-- Instructions to follow --
Can you find the lines of the listing that include "title" and copy every one?

* BEGIN Dataset rows *

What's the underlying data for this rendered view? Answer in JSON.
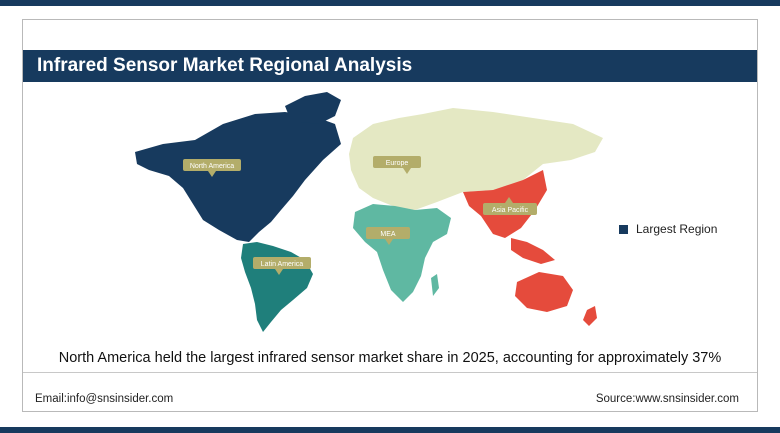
{
  "title": "Infrared Sensor Market Regional Analysis",
  "colors": {
    "accent": "#173a5e",
    "north_america": "#173a5e",
    "latin_america": "#1f7f7b",
    "europe": "#e4e8c3",
    "asia_pacific": "#e54b3c",
    "mea": "#5fb8a2",
    "label_box": "#b3ad6a"
  },
  "legend": {
    "label": "Largest Region"
  },
  "caption": "North America held the largest infrared sensor market share in 2025, accounting for approximately 37%",
  "footer": {
    "email": "Email:info@snsinsider.com",
    "source": "Source:www.snsinsider.com"
  },
  "chart_data": {
    "type": "map",
    "title": "Infrared Sensor Market Regional Analysis",
    "regions": [
      {
        "name": "North America",
        "status": "Largest Region"
      },
      {
        "name": "Europe"
      },
      {
        "name": "Asia Pacific"
      },
      {
        "name": "MEA"
      },
      {
        "name": "Latin America"
      }
    ],
    "legend": [
      "Largest Region"
    ],
    "legend_position": "right"
  }
}
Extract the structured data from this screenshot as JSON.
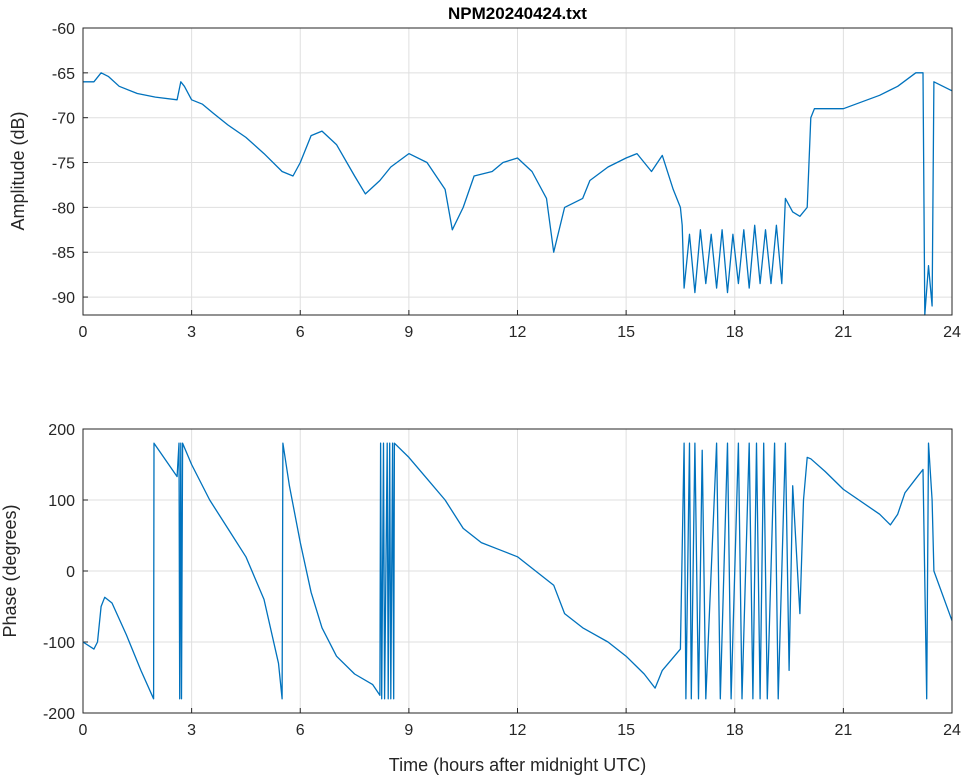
{
  "chart_data": [
    {
      "type": "line",
      "title": "NPM20240424.txt",
      "xlabel": "",
      "ylabel": "Amplitude (dB)",
      "xlim": [
        0,
        24
      ],
      "ylim": [
        -92,
        -60
      ],
      "xticks": [
        0,
        3,
        6,
        9,
        12,
        15,
        18,
        21,
        24
      ],
      "yticks": [
        -60,
        -65,
        -70,
        -75,
        -80,
        -85,
        -90
      ],
      "grid": true,
      "color": "#0072BD",
      "series": [
        {
          "name": "amplitude",
          "points": [
            [
              0,
              -66
            ],
            [
              0.3,
              -66
            ],
            [
              0.5,
              -65
            ],
            [
              0.7,
              -65.4
            ],
            [
              1,
              -66.5
            ],
            [
              1.5,
              -67.3
            ],
            [
              2,
              -67.7
            ],
            [
              2.6,
              -68
            ],
            [
              2.7,
              -66
            ],
            [
              2.8,
              -66.5
            ],
            [
              3,
              -68
            ],
            [
              3.3,
              -68.5
            ],
            [
              3.6,
              -69.5
            ],
            [
              4,
              -70.8
            ],
            [
              4.5,
              -72.2
            ],
            [
              5,
              -74
            ],
            [
              5.5,
              -76
            ],
            [
              5.8,
              -76.5
            ],
            [
              6,
              -75
            ],
            [
              6.3,
              -72
            ],
            [
              6.6,
              -71.5
            ],
            [
              7,
              -73
            ],
            [
              7.5,
              -76.5
            ],
            [
              7.8,
              -78.5
            ],
            [
              8.2,
              -77
            ],
            [
              8.5,
              -75.5
            ],
            [
              9,
              -74
            ],
            [
              9.5,
              -75
            ],
            [
              10,
              -78
            ],
            [
              10.2,
              -82.5
            ],
            [
              10.5,
              -80
            ],
            [
              10.8,
              -76.5
            ],
            [
              11.3,
              -76
            ],
            [
              11.6,
              -75
            ],
            [
              12,
              -74.5
            ],
            [
              12.4,
              -76
            ],
            [
              12.8,
              -79
            ],
            [
              13,
              -85
            ],
            [
              13.3,
              -80
            ],
            [
              13.8,
              -79
            ],
            [
              14,
              -77
            ],
            [
              14.5,
              -75.5
            ],
            [
              15,
              -74.5
            ],
            [
              15.3,
              -74
            ],
            [
              15.7,
              -76
            ],
            [
              16,
              -74.2
            ],
            [
              16.3,
              -78
            ],
            [
              16.5,
              -80
            ],
            [
              16.55,
              -82
            ],
            [
              16.6,
              -89
            ],
            [
              16.75,
              -83
            ],
            [
              16.9,
              -89.5
            ],
            [
              17.05,
              -82.5
            ],
            [
              17.2,
              -88.5
            ],
            [
              17.35,
              -83
            ],
            [
              17.5,
              -89
            ],
            [
              17.65,
              -82.5
            ],
            [
              17.8,
              -89.5
            ],
            [
              17.95,
              -83
            ],
            [
              18.1,
              -88.5
            ],
            [
              18.25,
              -82.5
            ],
            [
              18.4,
              -89
            ],
            [
              18.55,
              -82
            ],
            [
              18.7,
              -88.5
            ],
            [
              18.85,
              -82.5
            ],
            [
              19,
              -88.5
            ],
            [
              19.15,
              -82
            ],
            [
              19.3,
              -88.5
            ],
            [
              19.4,
              -79
            ],
            [
              19.6,
              -80.5
            ],
            [
              19.8,
              -81
            ],
            [
              20,
              -80
            ],
            [
              20.1,
              -70
            ],
            [
              20.2,
              -69
            ],
            [
              21,
              -69
            ],
            [
              22,
              -67.5
            ],
            [
              22.5,
              -66.5
            ],
            [
              23,
              -65
            ],
            [
              23.2,
              -65
            ],
            [
              23.25,
              -92
            ],
            [
              23.35,
              -86.5
            ],
            [
              23.45,
              -91
            ],
            [
              23.5,
              -66
            ],
            [
              24,
              -67
            ]
          ]
        }
      ]
    },
    {
      "type": "line",
      "title": "",
      "xlabel": "Time (hours after midnight UTC)",
      "ylabel": "Phase (degrees)",
      "xlim": [
        0,
        24
      ],
      "ylim": [
        -200,
        200
      ],
      "xticks": [
        0,
        3,
        6,
        9,
        12,
        15,
        18,
        21,
        24
      ],
      "yticks": [
        200,
        100,
        0,
        -100,
        -200
      ],
      "grid": true,
      "color": "#0072BD",
      "series": [
        {
          "name": "phase",
          "points": [
            [
              0,
              -100
            ],
            [
              0.3,
              -110
            ],
            [
              0.4,
              -100
            ],
            [
              0.5,
              -50
            ],
            [
              0.6,
              -37
            ],
            [
              0.8,
              -45
            ],
            [
              1.2,
              -90
            ],
            [
              1.6,
              -140
            ],
            [
              1.95,
              -180
            ],
            [
              1.96,
              180
            ],
            [
              2.6,
              133
            ],
            [
              2.65,
              180
            ],
            [
              2.67,
              -180
            ],
            [
              2.7,
              180
            ],
            [
              2.72,
              -180
            ],
            [
              2.75,
              180
            ],
            [
              3,
              150
            ],
            [
              3.5,
              100
            ],
            [
              4,
              60
            ],
            [
              4.5,
              20
            ],
            [
              5,
              -40
            ],
            [
              5.4,
              -130
            ],
            [
              5.5,
              -180
            ],
            [
              5.52,
              180
            ],
            [
              5.7,
              120
            ],
            [
              6,
              40
            ],
            [
              6.3,
              -30
            ],
            [
              6.6,
              -80
            ],
            [
              7,
              -120
            ],
            [
              7.5,
              -145
            ],
            [
              8,
              -160
            ],
            [
              8.2,
              -175
            ],
            [
              8.22,
              180
            ],
            [
              8.25,
              -180
            ],
            [
              8.3,
              180
            ],
            [
              8.33,
              -180
            ],
            [
              8.4,
              180
            ],
            [
              8.43,
              -180
            ],
            [
              8.47,
              180
            ],
            [
              8.5,
              -180
            ],
            [
              8.55,
              180
            ],
            [
              8.58,
              -180
            ],
            [
              8.6,
              180
            ],
            [
              9,
              160
            ],
            [
              9.5,
              130
            ],
            [
              10,
              100
            ],
            [
              10.5,
              60
            ],
            [
              11,
              40
            ],
            [
              11.5,
              30
            ],
            [
              12,
              20
            ],
            [
              12.5,
              0
            ],
            [
              13,
              -20
            ],
            [
              13.3,
              -60
            ],
            [
              13.8,
              -80
            ],
            [
              14.5,
              -100
            ],
            [
              15,
              -120
            ],
            [
              15.5,
              -145
            ],
            [
              15.8,
              -165
            ],
            [
              16,
              -140
            ],
            [
              16.5,
              -110
            ],
            [
              16.6,
              180
            ],
            [
              16.65,
              -180
            ],
            [
              16.75,
              180
            ],
            [
              16.8,
              -180
            ],
            [
              16.9,
              180
            ],
            [
              17,
              -180
            ],
            [
              17.1,
              170
            ],
            [
              17.2,
              -180
            ],
            [
              17.5,
              180
            ],
            [
              17.6,
              -180
            ],
            [
              17.8,
              180
            ],
            [
              17.9,
              -180
            ],
            [
              18.1,
              180
            ],
            [
              18.2,
              -180
            ],
            [
              18.4,
              180
            ],
            [
              18.5,
              -180
            ],
            [
              18.6,
              180
            ],
            [
              18.7,
              -180
            ],
            [
              18.8,
              180
            ],
            [
              18.9,
              -180
            ],
            [
              19.1,
              180
            ],
            [
              19.2,
              -180
            ],
            [
              19.4,
              180
            ],
            [
              19.5,
              -140
            ],
            [
              19.6,
              120
            ],
            [
              19.8,
              -60
            ],
            [
              19.9,
              100
            ],
            [
              20,
              160
            ],
            [
              20.1,
              158
            ],
            [
              20.5,
              140
            ],
            [
              21,
              115
            ],
            [
              22,
              80
            ],
            [
              22.3,
              65
            ],
            [
              22.5,
              80
            ],
            [
              22.7,
              110
            ],
            [
              23,
              130
            ],
            [
              23.2,
              143
            ],
            [
              23.3,
              -180
            ],
            [
              23.35,
              180
            ],
            [
              23.45,
              100
            ],
            [
              23.5,
              0
            ],
            [
              24,
              -70
            ]
          ]
        }
      ]
    }
  ]
}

* END Dataset rows *

-- Written solution --
  "title": "Infrared Sensor Market Regional Analysis",
    "title": "Infrared Sensor Market Regional Analysis",
      "title": "NPM20240424.txt",
      "title": "",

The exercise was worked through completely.